* [Written request] Keep only the lines of the data below that contain "MSPS", and copy them.

* [Material provided]

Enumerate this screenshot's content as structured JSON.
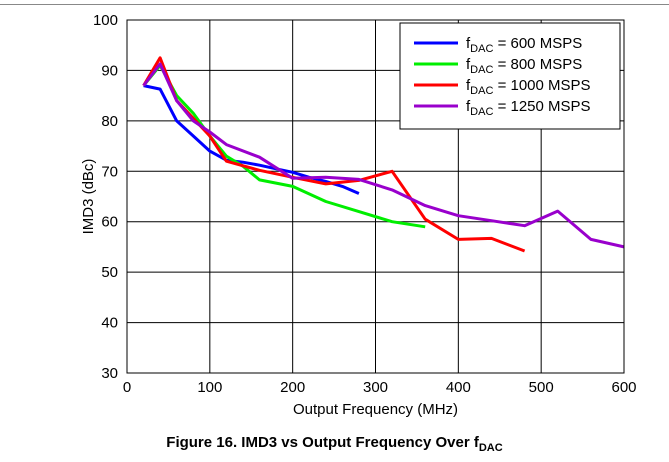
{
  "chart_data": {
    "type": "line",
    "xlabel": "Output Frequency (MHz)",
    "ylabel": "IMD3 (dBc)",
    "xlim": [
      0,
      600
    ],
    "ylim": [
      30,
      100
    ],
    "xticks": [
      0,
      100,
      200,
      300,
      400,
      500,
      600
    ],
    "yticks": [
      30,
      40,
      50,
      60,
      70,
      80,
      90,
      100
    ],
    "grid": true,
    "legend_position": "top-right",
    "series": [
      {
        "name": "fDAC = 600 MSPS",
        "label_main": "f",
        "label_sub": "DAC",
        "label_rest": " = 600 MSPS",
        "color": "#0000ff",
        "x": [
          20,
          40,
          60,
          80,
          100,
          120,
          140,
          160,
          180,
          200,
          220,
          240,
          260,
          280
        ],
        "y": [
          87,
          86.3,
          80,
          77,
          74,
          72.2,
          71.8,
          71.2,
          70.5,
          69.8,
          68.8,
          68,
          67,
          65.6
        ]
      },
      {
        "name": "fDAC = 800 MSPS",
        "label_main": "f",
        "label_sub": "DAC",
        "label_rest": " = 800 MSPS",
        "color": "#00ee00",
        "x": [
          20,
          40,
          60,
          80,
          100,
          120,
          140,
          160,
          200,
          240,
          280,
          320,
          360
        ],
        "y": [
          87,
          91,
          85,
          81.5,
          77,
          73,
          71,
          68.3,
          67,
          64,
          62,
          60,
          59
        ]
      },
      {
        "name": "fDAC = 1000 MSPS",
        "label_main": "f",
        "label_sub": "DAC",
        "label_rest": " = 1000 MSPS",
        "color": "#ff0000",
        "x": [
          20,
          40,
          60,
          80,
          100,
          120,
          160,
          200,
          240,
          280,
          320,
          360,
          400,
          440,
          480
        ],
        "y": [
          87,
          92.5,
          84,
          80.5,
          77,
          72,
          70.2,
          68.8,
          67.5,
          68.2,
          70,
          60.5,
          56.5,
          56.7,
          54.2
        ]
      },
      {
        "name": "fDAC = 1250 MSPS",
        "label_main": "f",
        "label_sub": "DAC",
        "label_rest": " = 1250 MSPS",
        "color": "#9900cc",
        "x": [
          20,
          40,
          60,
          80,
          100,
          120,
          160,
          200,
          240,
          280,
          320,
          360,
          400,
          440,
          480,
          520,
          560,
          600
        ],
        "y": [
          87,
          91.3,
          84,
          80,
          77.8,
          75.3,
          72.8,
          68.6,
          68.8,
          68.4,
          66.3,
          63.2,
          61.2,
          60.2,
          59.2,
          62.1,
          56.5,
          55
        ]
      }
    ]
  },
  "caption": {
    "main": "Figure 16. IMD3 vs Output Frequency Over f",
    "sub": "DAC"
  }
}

---

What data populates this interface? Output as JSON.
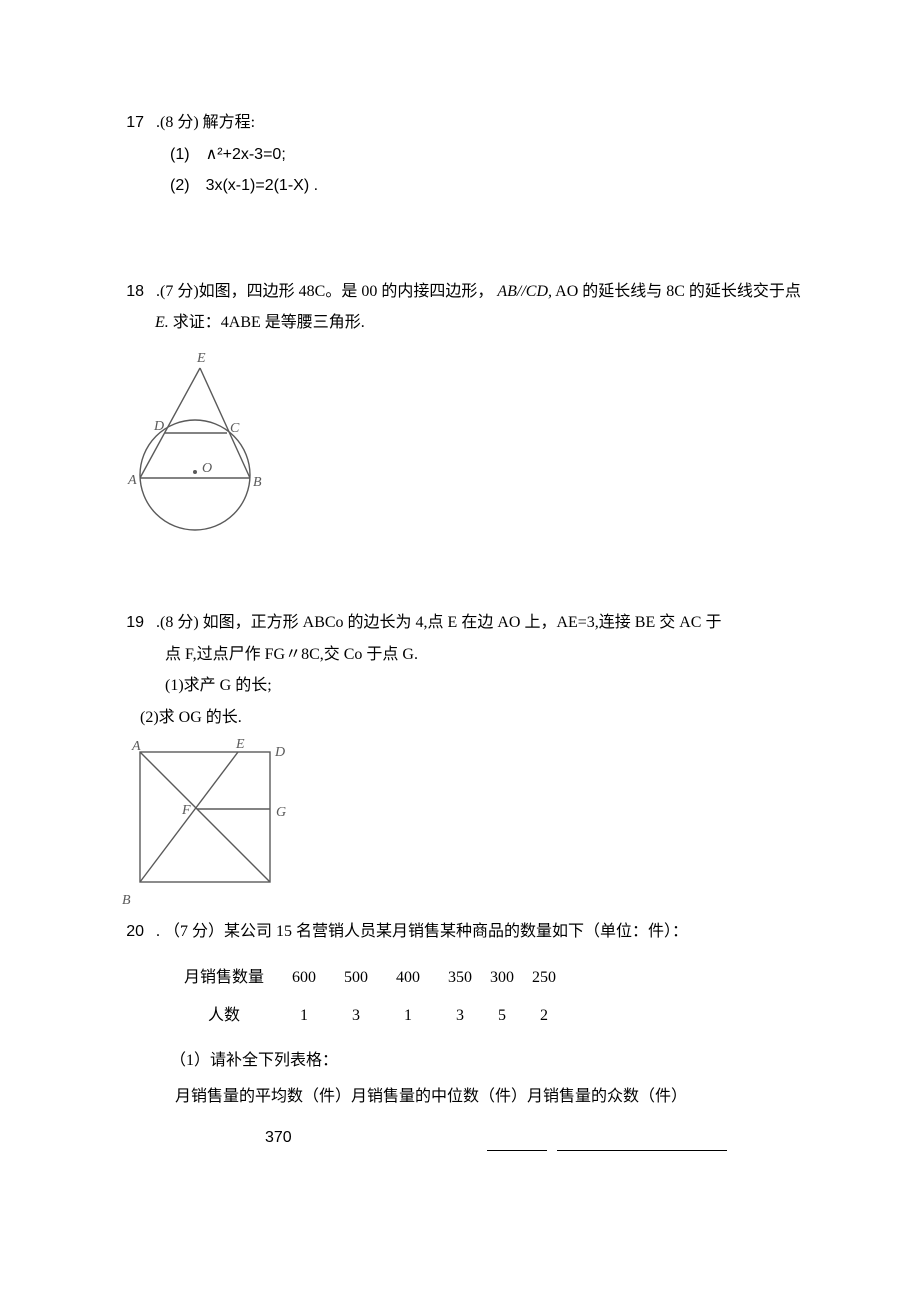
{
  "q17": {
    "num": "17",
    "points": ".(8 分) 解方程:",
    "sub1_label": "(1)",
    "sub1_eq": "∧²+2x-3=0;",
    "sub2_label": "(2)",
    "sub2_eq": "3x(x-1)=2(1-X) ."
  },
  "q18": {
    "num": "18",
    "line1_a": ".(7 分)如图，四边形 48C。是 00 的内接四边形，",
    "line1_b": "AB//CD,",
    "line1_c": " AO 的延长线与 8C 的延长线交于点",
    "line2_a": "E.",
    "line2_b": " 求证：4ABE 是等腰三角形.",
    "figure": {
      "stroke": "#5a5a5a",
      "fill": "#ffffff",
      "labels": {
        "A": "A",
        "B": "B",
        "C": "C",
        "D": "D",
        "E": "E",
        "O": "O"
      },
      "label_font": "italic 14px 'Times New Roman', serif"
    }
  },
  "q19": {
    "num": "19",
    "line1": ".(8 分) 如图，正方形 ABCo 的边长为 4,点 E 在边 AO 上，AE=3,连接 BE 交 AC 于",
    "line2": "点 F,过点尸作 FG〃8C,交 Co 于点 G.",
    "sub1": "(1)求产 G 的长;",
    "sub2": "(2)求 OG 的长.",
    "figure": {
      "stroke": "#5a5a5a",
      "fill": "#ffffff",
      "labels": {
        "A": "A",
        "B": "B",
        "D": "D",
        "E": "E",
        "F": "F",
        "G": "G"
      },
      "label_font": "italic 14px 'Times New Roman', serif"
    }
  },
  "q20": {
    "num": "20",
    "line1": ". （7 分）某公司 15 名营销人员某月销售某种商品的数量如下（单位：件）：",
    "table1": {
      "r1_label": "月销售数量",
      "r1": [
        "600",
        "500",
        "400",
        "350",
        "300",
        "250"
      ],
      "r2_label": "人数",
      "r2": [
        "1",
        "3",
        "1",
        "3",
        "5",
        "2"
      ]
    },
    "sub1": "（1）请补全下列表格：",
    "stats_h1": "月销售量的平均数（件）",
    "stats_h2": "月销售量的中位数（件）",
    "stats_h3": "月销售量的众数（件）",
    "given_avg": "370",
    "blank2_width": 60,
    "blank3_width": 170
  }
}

* [Output for this exercise]
        "name": "fDAC = 600 MSPS",
        "label_rest": " = 600 MSPS",
        "name": "fDAC = 800 MSPS",
        "label_rest": " = 800 MSPS",
        "name": "fDAC = 1000 MSPS",
        "label_rest": " = 1000 MSPS",
        "name": "fDAC = 1250 MSPS",
        "label_rest": " = 1250 MSPS",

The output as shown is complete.